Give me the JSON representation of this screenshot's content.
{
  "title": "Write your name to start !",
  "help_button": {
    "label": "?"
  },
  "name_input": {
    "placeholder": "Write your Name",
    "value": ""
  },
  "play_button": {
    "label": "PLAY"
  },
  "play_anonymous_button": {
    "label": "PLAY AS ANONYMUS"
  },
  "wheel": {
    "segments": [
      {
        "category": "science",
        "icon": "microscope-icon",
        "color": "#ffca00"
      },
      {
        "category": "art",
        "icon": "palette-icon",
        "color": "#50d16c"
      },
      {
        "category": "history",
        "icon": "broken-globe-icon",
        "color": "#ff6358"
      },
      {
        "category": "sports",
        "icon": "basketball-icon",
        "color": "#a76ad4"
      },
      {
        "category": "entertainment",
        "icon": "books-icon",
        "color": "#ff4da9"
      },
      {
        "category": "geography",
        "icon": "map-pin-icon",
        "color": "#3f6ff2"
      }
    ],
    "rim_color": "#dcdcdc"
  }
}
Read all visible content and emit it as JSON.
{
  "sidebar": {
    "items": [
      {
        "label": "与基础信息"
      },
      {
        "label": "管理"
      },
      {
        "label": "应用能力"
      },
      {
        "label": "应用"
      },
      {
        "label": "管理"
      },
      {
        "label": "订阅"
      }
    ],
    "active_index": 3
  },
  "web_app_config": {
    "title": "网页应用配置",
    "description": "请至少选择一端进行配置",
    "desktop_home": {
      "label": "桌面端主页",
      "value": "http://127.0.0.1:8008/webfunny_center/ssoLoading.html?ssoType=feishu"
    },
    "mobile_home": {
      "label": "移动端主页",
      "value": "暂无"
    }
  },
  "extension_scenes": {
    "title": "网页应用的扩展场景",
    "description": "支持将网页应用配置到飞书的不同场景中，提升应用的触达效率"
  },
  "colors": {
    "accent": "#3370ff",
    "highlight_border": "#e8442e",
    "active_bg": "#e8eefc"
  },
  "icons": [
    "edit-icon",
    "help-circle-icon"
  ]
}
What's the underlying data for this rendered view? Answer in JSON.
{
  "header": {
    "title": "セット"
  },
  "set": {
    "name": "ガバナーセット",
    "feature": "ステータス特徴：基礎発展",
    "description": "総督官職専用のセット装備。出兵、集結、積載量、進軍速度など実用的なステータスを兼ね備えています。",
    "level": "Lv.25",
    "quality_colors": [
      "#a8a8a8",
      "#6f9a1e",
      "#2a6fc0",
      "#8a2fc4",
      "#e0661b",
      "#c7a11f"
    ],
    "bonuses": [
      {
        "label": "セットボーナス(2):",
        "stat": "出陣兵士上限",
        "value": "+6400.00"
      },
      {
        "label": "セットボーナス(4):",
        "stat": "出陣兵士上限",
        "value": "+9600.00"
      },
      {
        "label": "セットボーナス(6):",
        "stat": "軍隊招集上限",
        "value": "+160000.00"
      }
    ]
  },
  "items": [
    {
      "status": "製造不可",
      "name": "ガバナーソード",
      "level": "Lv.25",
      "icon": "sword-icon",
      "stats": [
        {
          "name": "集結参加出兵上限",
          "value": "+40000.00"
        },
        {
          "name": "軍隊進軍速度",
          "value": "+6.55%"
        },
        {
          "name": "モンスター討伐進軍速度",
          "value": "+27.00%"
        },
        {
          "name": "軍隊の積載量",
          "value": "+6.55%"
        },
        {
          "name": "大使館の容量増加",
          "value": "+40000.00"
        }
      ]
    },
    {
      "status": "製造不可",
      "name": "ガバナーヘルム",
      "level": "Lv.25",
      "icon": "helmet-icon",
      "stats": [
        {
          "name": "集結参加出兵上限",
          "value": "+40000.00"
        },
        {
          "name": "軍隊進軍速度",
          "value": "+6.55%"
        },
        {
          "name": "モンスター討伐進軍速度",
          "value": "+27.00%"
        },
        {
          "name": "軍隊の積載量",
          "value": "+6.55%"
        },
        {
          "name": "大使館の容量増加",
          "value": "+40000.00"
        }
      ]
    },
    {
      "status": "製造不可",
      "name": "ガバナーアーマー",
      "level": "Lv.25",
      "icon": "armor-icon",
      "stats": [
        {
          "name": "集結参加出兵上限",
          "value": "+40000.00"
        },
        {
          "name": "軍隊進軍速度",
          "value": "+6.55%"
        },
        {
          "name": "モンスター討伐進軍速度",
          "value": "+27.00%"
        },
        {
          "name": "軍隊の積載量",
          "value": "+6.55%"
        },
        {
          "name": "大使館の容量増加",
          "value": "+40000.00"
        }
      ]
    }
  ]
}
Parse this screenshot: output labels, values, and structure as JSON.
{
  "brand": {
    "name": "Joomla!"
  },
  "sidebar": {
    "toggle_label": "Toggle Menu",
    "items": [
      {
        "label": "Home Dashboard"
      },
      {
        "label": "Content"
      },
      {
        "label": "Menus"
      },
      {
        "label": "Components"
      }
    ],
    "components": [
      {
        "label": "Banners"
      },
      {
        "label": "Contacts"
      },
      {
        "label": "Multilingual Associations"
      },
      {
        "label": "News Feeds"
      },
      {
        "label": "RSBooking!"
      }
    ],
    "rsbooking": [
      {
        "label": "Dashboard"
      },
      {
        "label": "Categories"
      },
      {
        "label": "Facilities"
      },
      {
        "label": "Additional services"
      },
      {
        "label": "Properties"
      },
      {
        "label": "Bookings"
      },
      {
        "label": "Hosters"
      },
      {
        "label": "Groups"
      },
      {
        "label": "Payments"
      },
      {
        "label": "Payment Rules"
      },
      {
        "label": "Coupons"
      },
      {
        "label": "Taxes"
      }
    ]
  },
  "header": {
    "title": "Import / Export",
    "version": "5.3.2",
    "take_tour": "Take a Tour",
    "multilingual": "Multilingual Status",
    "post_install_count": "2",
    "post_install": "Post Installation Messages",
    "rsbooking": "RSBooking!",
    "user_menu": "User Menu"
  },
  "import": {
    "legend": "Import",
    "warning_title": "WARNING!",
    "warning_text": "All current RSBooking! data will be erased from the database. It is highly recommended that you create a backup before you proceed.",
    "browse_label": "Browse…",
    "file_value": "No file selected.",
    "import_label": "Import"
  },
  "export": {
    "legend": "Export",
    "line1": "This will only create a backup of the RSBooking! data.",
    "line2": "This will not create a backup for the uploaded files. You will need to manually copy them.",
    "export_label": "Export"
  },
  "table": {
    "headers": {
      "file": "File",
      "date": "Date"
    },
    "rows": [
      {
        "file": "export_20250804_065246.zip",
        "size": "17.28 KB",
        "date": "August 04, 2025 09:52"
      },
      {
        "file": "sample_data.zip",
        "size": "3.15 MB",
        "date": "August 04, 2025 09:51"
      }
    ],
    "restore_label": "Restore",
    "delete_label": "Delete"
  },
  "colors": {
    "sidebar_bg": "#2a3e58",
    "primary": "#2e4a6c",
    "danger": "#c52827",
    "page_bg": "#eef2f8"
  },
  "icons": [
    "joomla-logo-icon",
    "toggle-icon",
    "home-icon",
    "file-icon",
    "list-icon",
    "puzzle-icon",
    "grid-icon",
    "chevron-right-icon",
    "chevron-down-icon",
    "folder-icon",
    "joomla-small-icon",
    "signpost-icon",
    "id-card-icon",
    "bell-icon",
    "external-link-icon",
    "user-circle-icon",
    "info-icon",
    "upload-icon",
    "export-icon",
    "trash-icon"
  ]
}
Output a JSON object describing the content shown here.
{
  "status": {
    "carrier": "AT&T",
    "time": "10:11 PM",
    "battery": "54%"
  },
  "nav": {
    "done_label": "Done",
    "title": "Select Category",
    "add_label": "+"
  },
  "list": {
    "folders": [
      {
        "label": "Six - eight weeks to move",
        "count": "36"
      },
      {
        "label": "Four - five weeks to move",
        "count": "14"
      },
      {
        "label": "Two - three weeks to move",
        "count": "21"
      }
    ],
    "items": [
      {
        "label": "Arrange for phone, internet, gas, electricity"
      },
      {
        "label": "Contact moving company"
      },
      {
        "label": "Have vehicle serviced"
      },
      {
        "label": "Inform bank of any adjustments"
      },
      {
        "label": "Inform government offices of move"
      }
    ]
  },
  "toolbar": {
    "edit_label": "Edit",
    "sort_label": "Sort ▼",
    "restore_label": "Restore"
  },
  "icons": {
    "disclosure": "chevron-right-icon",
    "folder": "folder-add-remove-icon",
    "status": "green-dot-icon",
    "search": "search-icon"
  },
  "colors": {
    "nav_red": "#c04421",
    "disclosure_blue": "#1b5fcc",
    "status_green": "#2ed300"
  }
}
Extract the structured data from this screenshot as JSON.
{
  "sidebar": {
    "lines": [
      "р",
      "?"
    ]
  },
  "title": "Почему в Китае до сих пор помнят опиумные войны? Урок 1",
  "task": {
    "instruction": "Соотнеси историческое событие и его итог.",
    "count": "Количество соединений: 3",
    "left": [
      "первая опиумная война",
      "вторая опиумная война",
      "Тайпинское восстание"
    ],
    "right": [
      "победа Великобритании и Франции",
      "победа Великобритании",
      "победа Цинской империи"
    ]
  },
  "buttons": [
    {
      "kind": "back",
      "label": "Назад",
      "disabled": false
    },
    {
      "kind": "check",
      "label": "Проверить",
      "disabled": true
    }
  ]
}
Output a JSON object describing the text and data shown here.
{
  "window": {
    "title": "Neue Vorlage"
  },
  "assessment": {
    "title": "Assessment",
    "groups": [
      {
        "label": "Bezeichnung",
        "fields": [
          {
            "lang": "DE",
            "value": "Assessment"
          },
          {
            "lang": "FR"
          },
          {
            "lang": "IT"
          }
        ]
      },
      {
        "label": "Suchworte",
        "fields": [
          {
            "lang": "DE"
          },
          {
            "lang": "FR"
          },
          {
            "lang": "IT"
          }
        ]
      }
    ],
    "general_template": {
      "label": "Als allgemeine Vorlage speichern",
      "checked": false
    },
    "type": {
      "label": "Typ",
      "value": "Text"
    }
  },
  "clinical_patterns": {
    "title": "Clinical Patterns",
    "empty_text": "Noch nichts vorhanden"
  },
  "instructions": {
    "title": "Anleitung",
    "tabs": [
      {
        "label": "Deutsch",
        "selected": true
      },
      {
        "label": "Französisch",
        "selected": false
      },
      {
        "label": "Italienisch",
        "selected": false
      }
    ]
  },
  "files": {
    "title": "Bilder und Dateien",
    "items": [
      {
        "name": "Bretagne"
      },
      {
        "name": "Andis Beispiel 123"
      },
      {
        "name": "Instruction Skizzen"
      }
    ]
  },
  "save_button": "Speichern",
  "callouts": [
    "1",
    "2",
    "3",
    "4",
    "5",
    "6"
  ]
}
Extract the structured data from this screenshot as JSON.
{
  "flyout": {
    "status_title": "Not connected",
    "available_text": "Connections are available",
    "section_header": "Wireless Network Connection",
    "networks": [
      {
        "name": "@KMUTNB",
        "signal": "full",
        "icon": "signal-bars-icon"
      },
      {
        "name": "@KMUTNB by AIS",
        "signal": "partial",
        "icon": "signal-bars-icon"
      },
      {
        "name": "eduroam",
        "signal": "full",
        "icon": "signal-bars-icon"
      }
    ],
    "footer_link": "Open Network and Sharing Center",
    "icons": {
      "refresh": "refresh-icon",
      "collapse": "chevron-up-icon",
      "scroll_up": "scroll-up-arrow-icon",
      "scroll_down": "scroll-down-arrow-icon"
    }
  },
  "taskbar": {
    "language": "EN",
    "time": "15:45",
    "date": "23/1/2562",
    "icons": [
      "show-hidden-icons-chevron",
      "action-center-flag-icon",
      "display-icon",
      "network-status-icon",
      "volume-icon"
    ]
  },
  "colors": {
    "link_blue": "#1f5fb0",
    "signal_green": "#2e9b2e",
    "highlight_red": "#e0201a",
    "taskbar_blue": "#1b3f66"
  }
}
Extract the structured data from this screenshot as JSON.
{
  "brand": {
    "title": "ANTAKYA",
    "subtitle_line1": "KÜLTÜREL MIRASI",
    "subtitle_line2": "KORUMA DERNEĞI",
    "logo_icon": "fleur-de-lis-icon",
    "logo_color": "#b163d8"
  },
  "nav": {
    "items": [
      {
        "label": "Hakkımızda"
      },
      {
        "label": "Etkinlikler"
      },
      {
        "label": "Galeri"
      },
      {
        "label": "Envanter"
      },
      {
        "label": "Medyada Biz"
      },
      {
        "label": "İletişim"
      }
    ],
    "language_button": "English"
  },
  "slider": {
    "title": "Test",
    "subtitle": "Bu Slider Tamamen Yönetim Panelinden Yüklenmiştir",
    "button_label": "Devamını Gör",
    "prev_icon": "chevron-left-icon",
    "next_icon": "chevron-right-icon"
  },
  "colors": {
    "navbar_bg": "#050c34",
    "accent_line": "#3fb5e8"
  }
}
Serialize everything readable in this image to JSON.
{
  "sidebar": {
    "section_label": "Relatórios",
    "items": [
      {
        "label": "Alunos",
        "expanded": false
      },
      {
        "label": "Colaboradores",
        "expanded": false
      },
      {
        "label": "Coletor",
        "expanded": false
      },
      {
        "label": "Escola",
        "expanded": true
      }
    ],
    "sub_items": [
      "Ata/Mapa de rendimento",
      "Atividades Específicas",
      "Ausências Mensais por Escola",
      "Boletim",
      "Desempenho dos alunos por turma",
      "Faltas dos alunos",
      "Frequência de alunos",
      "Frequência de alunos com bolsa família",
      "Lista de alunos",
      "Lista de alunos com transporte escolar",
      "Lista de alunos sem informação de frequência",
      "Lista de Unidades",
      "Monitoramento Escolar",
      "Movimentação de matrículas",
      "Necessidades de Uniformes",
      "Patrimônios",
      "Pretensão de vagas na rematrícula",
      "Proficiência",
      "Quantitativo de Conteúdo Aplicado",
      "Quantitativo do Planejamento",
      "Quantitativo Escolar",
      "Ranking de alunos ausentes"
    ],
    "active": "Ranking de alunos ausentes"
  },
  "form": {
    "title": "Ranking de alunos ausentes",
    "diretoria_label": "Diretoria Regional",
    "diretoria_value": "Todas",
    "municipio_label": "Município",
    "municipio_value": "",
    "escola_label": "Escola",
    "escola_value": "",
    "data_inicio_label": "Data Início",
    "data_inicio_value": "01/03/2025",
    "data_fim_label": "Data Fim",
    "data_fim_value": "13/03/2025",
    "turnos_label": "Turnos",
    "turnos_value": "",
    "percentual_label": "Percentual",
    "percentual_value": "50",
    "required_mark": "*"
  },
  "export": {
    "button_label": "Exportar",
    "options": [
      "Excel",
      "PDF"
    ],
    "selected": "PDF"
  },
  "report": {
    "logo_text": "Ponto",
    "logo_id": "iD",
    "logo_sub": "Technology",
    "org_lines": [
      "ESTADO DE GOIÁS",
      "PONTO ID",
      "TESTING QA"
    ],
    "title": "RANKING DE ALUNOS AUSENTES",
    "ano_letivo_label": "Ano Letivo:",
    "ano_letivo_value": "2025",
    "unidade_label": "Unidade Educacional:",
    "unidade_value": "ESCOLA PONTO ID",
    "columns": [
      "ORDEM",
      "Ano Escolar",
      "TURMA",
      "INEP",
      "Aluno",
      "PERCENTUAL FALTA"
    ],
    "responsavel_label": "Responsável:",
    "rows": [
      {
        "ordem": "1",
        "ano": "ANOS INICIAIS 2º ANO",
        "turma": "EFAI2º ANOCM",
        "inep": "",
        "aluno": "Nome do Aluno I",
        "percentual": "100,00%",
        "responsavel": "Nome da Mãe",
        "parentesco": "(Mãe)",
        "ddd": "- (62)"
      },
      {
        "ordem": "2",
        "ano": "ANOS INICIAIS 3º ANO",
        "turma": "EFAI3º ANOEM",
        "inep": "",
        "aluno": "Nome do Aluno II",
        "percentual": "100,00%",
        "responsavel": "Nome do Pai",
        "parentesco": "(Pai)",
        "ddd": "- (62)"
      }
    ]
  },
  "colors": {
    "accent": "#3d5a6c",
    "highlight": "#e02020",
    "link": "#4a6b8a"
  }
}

+ + +

GIVEN INSTRUCTION.
Scan the records above and report how many lines include the word "chevron", without any other text.

WORKED SOLUTION.
7